Every record should be repeated exactly, except that pictures are left out.
---+---
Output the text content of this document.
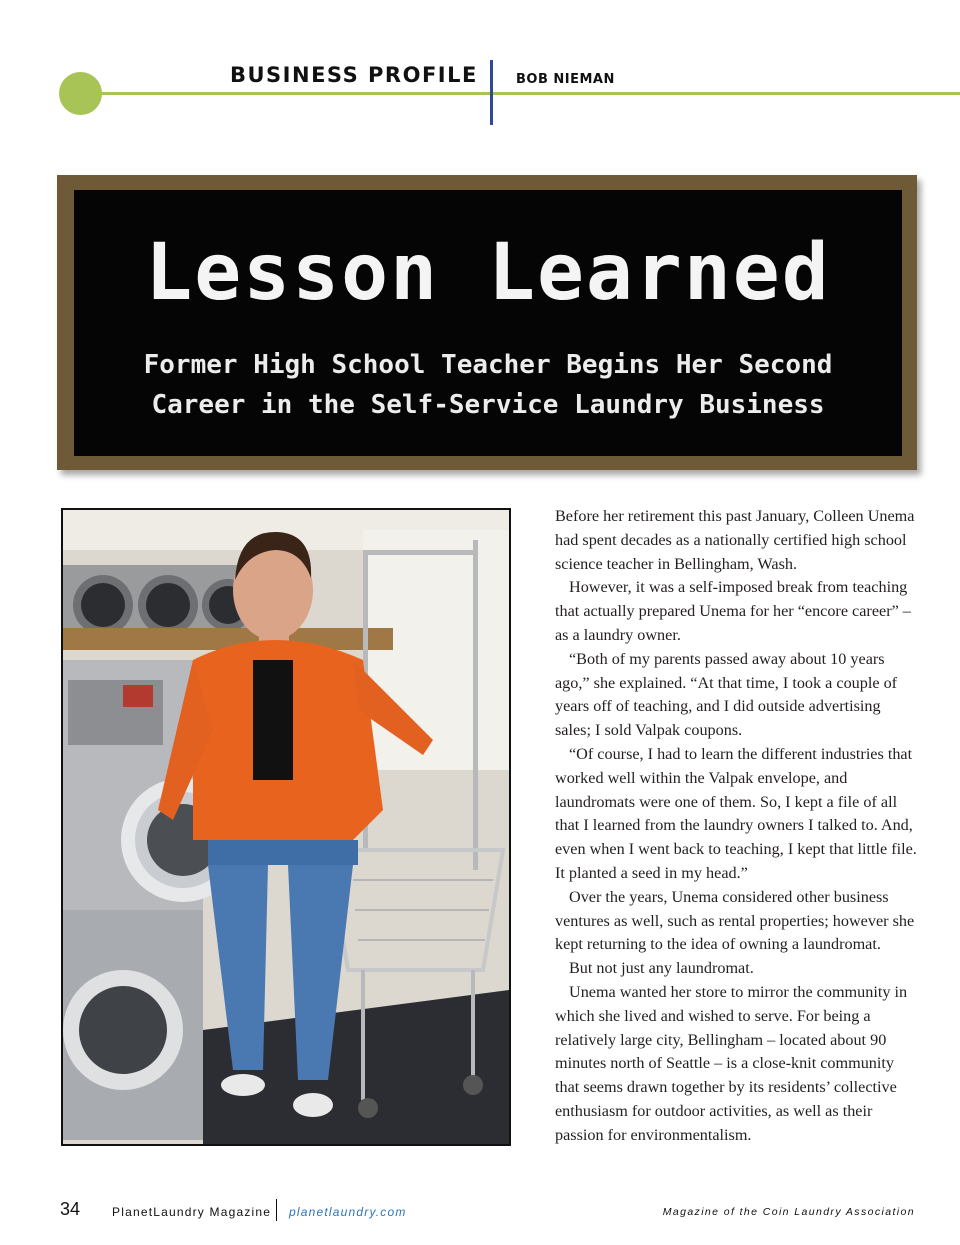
BUSINESS PROFILE	BOB NIEMAN
Lesson Learned
Former High School Teacher Begins Her Second
Career in the Self-Service Laundry Business

Before her retirement this past January, Colleen Unema had spent decades as a nationally certified high school science teacher in Bellingham, Wash.

However, it was a self-imposed break from teaching that actually prepared Unema for her “encore career” – as a laundry owner.

“Both of my parents passed away about 10 years ago,” she explained. “At that time, I took a couple of years off of teaching, and I did outside advertising sales; I sold Valpak coupons.

“Of course, I had to learn the different industries that worked well within the Valpak envelope, and laundromats were one of them. So, I kept a file of all that I learned from the laundry owners I talked to. And, even when I went back to teaching, I kept that little file. It planted a seed in my head.”

Over the years, Unema considered other business ventures as well, such as rental properties; however she kept returning to the idea of owning a laundromat.

But not just any laundromat.

Unema wanted her store to mirror the community in which she lived and wished to serve. For being a relatively large city, Bellingham – located about 90 minutes north of Seattle – is a close-knit community that seems drawn together by its residents’ collective enthusiasm for outdoor activities, as well as their passion for environmentalism.

34	PlanetLaundry Magazine planetlaundry.com	Magazine of the Coin Laundry Association
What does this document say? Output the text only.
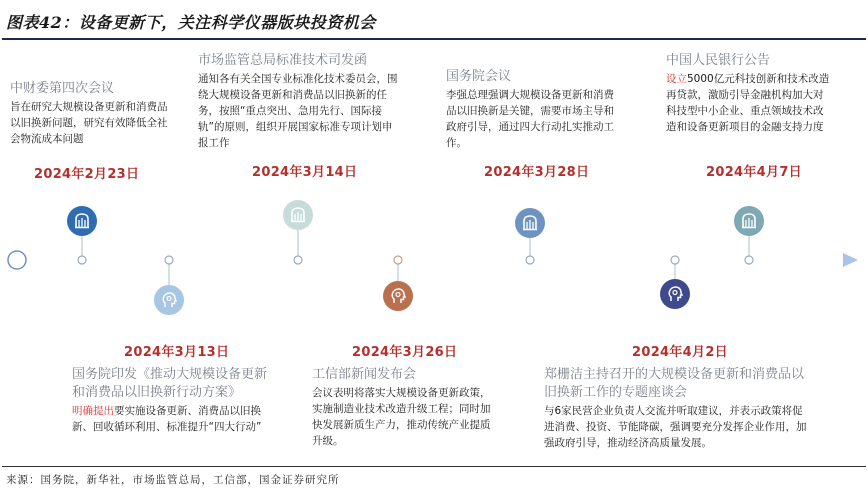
图表42：设备更新下，关注科学仪器版块投资机会

中财委第四次会议

旨在研究大规模设备更新和消费品以旧换新问题，研究有效降低全社会物流成本问题

2024年2月23日
2024年3月13日

国务院印发《推动大规模设备更新和消费品以旧换新行动方案》

明确提出要实施设备更新、消费品以旧换新、回收循环利用、标准提升“四大行动”

市场监管总局标准技术司发函

通知各有关全国专业标准化技术委员会，围绕大规模设备更新和消费品以旧换新的任务，按照“重点突出、急用先行、国际接轨”的原则，组织开展国家标准专项计划申报工作

2024年3月14日
2024年3月26日

工信部新闻发布会

会议表明将落实大规模设备更新政策，实施制造业技术改造升级工程；同时加快发展新质生产力，推动传统产业提质升级。

国务院会议

李强总理强调大规模设备更新和消费品以旧换新是关键，需要市场主导和政府引导，通过四大行动扎实推动工作。

2024年3月28日
2024年4月2日

郑栅洁主持召开的大规模设备更新和消费品以旧换新工作的专题座谈会

与6家民营企业负责人交流并听取建议，并表示政策将促进消费、投资、节能降碳，强调要充分发挥企业作用，加强政府引导，推动经济高质量发展。

中国人民银行公告

设立5000亿元科技创新和技术改造再贷款，激励引导金融机构加大对科技型中小企业、重点领域技术改造和设备更新项目的金融支持力度

2024年4月7日
来源：国务院，新华社，市场监管总局，工信部，国金证券研究所
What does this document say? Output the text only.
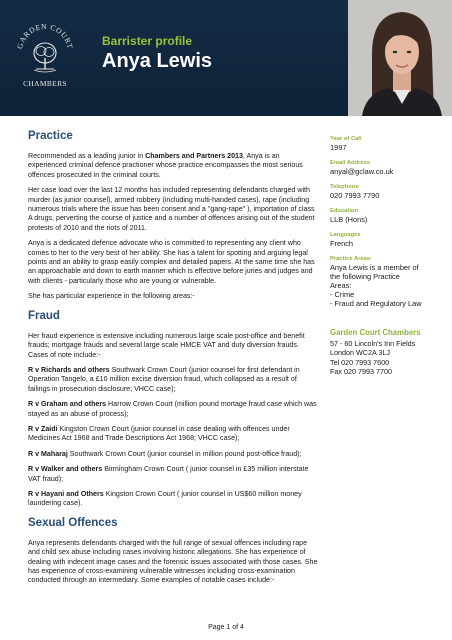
GARDEN COURT
CHAMBERS
Barrister profile
Anya Lewis
Practice

Recommended as a leading junior in Chambers and Partners 2013, Anya is an experienced criminal defence practioner whose practice encompasses the most serious offences prosecuted in the criminal courts.

Her case load over the last 12 months has included representing defendants charged with murder (as junior counsel), armed robbery (including multi-handed cases), rape (including numerous trials where the issue has been consent and a "gang-rape" ), importation of class A drugs, perverting the course of justice and a number of offences arising out of the student protests of 2010 and the riots of 2011.

Anya is a dedicated defence advocate who is committed to representing any client who comes to her to the very best of her ability. She has a talent for spotting and arguing legal points and an ability to grasp easily complex and detailed papers. At the same time she has an approachable and down to earth manner which is effective before juries and judges and with clients - particularly those who are young or vulnerable.

She has particular experience in the following areas:-

Fraud

Her fraud experience is extensive including numerous large scale post-office and benefit frauds; mortgage frauds and several large scale HMCE VAT and duty diversion frauds. Cases of note include:-

R v Richards and others Southwark Crown Court (junior counsel for first defendant in Operation Tangelo, a £10 million excise diversion fraud, which collapsed as a result of failings in prosecution disclosure; VHCC case);

R v Graham and others Harrow Crown Court (million pound mortage fraud case which was stayed as an abuse of process);

R v Zaidi Kingston Crown Court (junior counsel in case dealing with offences under Medicines Act 1968 and Trade Descriptions Act 1968; VHCC case);

R v Maharaj Southwark Crown Court (junior counsel in million pound post-office fraud);

R v Walker and others Birmingham Crown Court ( junior counsel in £35 million interstate VAT fraud);

R v Hayani and Others Kingston Crown Court ( junior counsel in US$60 million money laundering case).

Sexual Offences

Anya represents defendants charged with the full range of sexual offences including rape and child sex abuse including cases involving historic allegations. She has experience of dealing with indecent image cases and the forensic issues associated with those cases. She has experience of cross-examining vulnerable witnesses including cross-examination conducted through an intermediary. Some examples of notable cases include:-

Year of Call
1997
Email Address
anyal@gclaw.co.uk
Telephone
020 7993 7790
Education
LLB (Hons)
Languages
French
Practice Areas:
Anya Lewis is a member of
the following Practice
Areas:
- Crime
- Fraud and Regulatory Law
Garden Court Chambers
57 - 60 Lincoln's Inn Fields
London WC2A 3LJ
Tel 020 7993 7600
Fax 020 7993 7700
Page 1 of 4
---+---
WRITTEN RESPONSE:
Output the text content of this document.
BUSINESS PROFILE	BOB NIEMAN
Lesson Learned
Former High School Teacher Begins Her Second
Career in the Self-Service Laundry Business

Before her retirement this past January, Colleen Unema had spent decades as a nationally certified high school science teacher in Bellingham, Wash.

However, it was a self-imposed break from teaching that actually prepared Unema for her “encore career” – as a laundry owner.

“Both of my parents passed away about 10 years ago,” she explained. “At that time, I took a couple of years off of teaching, and I did outside advertising sales; I sold Valpak coupons.

“Of course, I had to learn the different industries that worked well within the Valpak envelope, and laundromats were one of them. So, I kept a file of all that I learned from the laundry owners I talked to. And, even when I went back to teaching, I kept that little file. It planted a seed in my head.”

Over the years, Unema considered other business ventures as well, such as rental properties; however she kept returning to the idea of owning a laundromat.

But not just any laundromat.

Unema wanted her store to mirror the community in which she lived and wished to serve. For being a relatively large city, Bellingham – located about 90 minutes north of Seattle – is a close-knit community that seems drawn together by its residents’ collective enthusiasm for outdoor activities, as well as their passion for environmentalism.

34	PlanetLaundry Magazine planetlaundry.com	Magazine of the Coin Laundry Association
What does this document say? Output the text only.
图表42：设备更新下，关注科学仪器版块投资机会

中财委第四次会议

旨在研究大规模设备更新和消费品以旧换新问题，研究有效降低全社会物流成本问题

2024年2月23日
2024年3月13日

国务院印发《推动大规模设备更新和消费品以旧换新行动方案》

明确提出要实施设备更新、消费品以旧换新、回收循环利用、标准提升“四大行动”

市场监管总局标准技术司发函

通知各有关全国专业标准化技术委员会，围绕大规模设备更新和消费品以旧换新的任务，按照“重点突出、急用先行、国际接轨”的原则，组织开展国家标准专项计划申报工作

2024年3月14日
2024年3月26日

工信部新闻发布会

会议表明将落实大规模设备更新政策，实施制造业技术改造升级工程；同时加快发展新质生产力，推动传统产业提质升级。

国务院会议

李强总理强调大规模设备更新和消费品以旧换新是关键，需要市场主导和政府引导，通过四大行动扎实推动工作。

2024年3月28日
2024年4月2日

郑栅洁主持召开的大规模设备更新和消费品以旧换新工作的专题座谈会

与6家民营企业负责人交流并听取建议，并表示政策将促进消费、投资、节能降碳，强调要充分发挥企业作用，加强政府引导，推动经济高质量发展。

中国人民银行公告

设立5000亿元科技创新和技术改造再贷款，激励引导金融机构加大对科技型中小企业、重点领域技术改造和设备更新项目的金融支持力度

2024年4月7日
来源：国务院，新华社，市场监管总局，工信部，国金证券研究所
What does this document say? Output the text only.
GARDEN COURT
CHAMBERS
Barrister profile
Anya Lewis
Practice

Recommended as a leading junior in Chambers and Partners 2013, Anya is an experienced criminal defence practioner whose practice encompasses the most serious offences prosecuted in the criminal courts.

Her case load over the last 12 months has included representing defendants charged with murder (as junior counsel), armed robbery (including multi-handed cases), rape (including numerous trials where the issue has been consent and a "gang-rape" ), importation of class A drugs, perverting the course of justice and a number of offences arising out of the student protests of 2010 and the riots of 2011.

Anya is a dedicated defence advocate who is committed to representing any client who comes to her to the very best of her ability. She has a talent for spotting and arguing legal points and an ability to grasp easily complex and detailed papers. At the same time she has an approachable and down to earth manner which is effective before juries and judges and with clients - particularly those who are young or vulnerable.

She has particular experience in the following areas:-

Fraud

Her fraud experience is extensive including numerous large scale post-office and benefit frauds; mortgage frauds and several large scale HMCE VAT and duty diversion frauds. Cases of note include:-

R v Richards and others Southwark Crown Court (junior counsel for first defendant in Operation Tangelo, a £10 million excise diversion fraud, which collapsed as a result of failings in prosecution disclosure; VHCC case);

R v Graham and others Harrow Crown Court (million pound mortage fraud case which was stayed as an abuse of process);

R v Zaidi Kingston Crown Court (junior counsel in case dealing with offences under Medicines Act 1968 and Trade Descriptions Act 1968; VHCC case);

R v Maharaj Southwark Crown Court (junior counsel in million pound post-office fraud);

R v Walker and others Birmingham Crown Court ( junior counsel in £35 million interstate VAT fraud);

R v Hayani and Others Kingston Crown Court ( junior counsel in US$60 million money laundering case).

Sexual Offences

Anya represents defendants charged with the full range of sexual offences including rape and child sex abuse including cases involving historic allegations. She has experience of dealing with indecent image cases and the forensic issues associated with those cases. She has experience of cross-examining vulnerable witnesses including cross-examination conducted through an intermediary. Some examples of notable cases include:-

Year of Call
1997
Email Address
anyal@gclaw.co.uk
Telephone
020 7993 7790
Education
LLB (Hons)
Languages
French
Practice Areas:
Anya Lewis is a member of
the following Practice
Areas:
- Crime
- Fraud and Regulatory Law
Garden Court Chambers
57 - 60 Lincoln's Inn Fields
London WC2A 3LJ
Tel 020 7993 7600
Fax 020 7993 7700
Page 1 of 4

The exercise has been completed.